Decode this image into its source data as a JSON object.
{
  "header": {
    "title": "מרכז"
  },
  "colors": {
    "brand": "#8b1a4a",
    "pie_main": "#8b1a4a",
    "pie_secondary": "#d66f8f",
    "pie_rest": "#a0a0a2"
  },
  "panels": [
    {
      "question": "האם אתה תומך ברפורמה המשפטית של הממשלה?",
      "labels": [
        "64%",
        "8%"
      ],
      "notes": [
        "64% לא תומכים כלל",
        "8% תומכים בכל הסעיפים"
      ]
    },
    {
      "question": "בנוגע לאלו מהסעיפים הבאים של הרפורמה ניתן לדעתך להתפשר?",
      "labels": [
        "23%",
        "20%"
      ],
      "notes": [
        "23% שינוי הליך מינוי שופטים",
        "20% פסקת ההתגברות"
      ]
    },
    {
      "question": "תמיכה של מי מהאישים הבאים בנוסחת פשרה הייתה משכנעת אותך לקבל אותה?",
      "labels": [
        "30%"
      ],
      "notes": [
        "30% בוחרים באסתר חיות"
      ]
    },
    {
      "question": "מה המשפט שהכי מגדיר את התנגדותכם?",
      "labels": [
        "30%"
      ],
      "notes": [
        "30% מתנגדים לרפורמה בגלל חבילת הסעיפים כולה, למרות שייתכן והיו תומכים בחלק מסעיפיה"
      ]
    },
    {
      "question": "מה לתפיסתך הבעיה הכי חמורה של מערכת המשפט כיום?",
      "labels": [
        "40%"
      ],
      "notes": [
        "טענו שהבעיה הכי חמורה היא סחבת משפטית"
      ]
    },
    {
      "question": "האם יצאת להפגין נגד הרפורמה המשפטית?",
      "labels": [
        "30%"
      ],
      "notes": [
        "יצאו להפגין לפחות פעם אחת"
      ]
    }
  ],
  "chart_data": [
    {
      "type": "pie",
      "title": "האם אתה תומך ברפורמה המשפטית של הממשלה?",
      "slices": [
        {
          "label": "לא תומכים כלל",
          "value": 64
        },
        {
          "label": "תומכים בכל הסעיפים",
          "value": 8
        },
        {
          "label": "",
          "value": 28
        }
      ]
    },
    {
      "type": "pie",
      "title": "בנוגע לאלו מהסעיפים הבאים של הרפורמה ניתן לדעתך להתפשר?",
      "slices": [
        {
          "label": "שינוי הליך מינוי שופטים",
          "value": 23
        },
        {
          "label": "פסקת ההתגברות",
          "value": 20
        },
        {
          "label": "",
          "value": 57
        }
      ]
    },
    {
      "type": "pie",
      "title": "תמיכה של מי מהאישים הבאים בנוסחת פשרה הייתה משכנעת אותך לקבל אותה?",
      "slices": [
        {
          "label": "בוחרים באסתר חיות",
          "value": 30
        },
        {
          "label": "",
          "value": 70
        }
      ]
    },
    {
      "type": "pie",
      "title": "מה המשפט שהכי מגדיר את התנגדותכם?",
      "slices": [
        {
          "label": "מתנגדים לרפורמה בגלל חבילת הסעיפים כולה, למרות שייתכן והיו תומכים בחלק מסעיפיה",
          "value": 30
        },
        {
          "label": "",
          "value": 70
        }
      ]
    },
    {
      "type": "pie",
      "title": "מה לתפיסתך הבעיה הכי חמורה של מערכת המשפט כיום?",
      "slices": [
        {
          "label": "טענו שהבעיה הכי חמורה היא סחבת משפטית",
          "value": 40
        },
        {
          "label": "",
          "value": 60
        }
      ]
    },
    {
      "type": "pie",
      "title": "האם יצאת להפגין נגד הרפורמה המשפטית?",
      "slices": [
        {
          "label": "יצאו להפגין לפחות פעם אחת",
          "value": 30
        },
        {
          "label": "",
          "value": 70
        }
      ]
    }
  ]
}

—————

Task requirements: Return all the data exactly as given.

Answer to this exercise:
Decode this image into its source data as a JSON object.
{
  "header": {
    "title": "מרכז"
  },
  "colors": {
    "brand": "#8b1a4a",
    "pie_main": "#8b1a4a",
    "pie_secondary": "#d66f8f",
    "pie_rest": "#a0a0a2"
  },
  "panels": [
    {
      "question": "האם אתה תומך ברפורמה המשפטית של הממשלה?",
      "labels": [
        "64%",
        "8%"
      ],
      "notes": [
        "64% לא תומכים כלל",
        "8% תומכים בכל הסעיפים"
      ]
    },
    {
      "question": "בנוגע לאלו מהסעיפים הבאים של הרפורמה ניתן לדעתך להתפשר?",
      "labels": [
        "23%",
        "20%"
      ],
      "notes": [
        "23% שינוי הליך מינוי שופטים",
        "20% פסקת ההתגברות"
      ]
    },
    {
      "question": "תמיכה של מי מהאישים הבאים בנוסחת פשרה הייתה משכנעת אותך לקבל אותה?",
      "labels": [
        "30%"
      ],
      "notes": [
        "30% בוחרים באסתר חיות"
      ]
    },
    {
      "question": "מה המשפט שהכי מגדיר את התנגדותכם?",
      "labels": [
        "30%"
      ],
      "notes": [
        "30% מתנגדים לרפורמה בגלל חבילת הסעיפים כולה, למרות שייתכן והיו תומכים בחלק מסעיפיה"
      ]
    },
    {
      "question": "מה לתפיסתך הבעיה הכי חמורה של מערכת המשפט כיום?",
      "labels": [
        "40%"
      ],
      "notes": [
        "טענו שהבעיה הכי חמורה היא סחבת משפטית"
      ]
    },
    {
      "question": "האם יצאת להפגין נגד הרפורמה המשפטית?",
      "labels": [
        "30%"
      ],
      "notes": [
        "יצאו להפגין לפחות פעם אחת"
      ]
    }
  ],
  "chart_data": [
    {
      "type": "pie",
      "title": "האם אתה תומך ברפורמה המשפטית של הממשלה?",
      "slices": [
        {
          "label": "לא תומכים כלל",
          "value": 64
        },
        {
          "label": "תומכים בכל הסעיפים",
          "value": 8
        },
        {
          "label": "",
          "value": 28
        }
      ]
    },
    {
      "type": "pie",
      "title": "בנוגע לאלו מהסעיפים הבאים של הרפורמה ניתן לדעתך להתפשר?",
      "slices": [
        {
          "label": "שינוי הליך מינוי שופטים",
          "value": 23
        },
        {
          "label": "פסקת ההתגברות",
          "value": 20
        },
        {
          "label": "",
          "value": 57
        }
      ]
    },
    {
      "type": "pie",
      "title": "תמיכה של מי מהאישים הבאים בנוסחת פשרה הייתה משכנעת אותך לקבל אותה?",
      "slices": [
        {
          "label": "בוחרים באסתר חיות",
          "value": 30
        },
        {
          "label": "",
          "value": 70
        }
      ]
    },
    {
      "type": "pie",
      "title": "מה המשפט שהכי מגדיר את התנגדותכם?",
      "slices": [
        {
          "label": "מתנגדים לרפורמה בגלל חבילת הסעיפים כולה, למרות שייתכן והיו תומכים בחלק מסעיפיה",
          "value": 30
        },
        {
          "label": "",
          "value": 70
        }
      ]
    },
    {
      "type": "pie",
      "title": "מה לתפיסתך הבעיה הכי חמורה של מערכת המשפט כיום?",
      "slices": [
        {
          "label": "טענו שהבעיה הכי חמורה היא סחבת משפטית",
          "value": 40
        },
        {
          "label": "",
          "value": 60
        }
      ]
    },
    {
      "type": "pie",
      "title": "האם יצאת להפגין נגד הרפורמה המשפטית?",
      "slices": [
        {
          "label": "יצאו להפגין לפחות פעם אחת",
          "value": 30
        },
        {
          "label": "",
          "value": 70
        }
      ]
    }
  ]
}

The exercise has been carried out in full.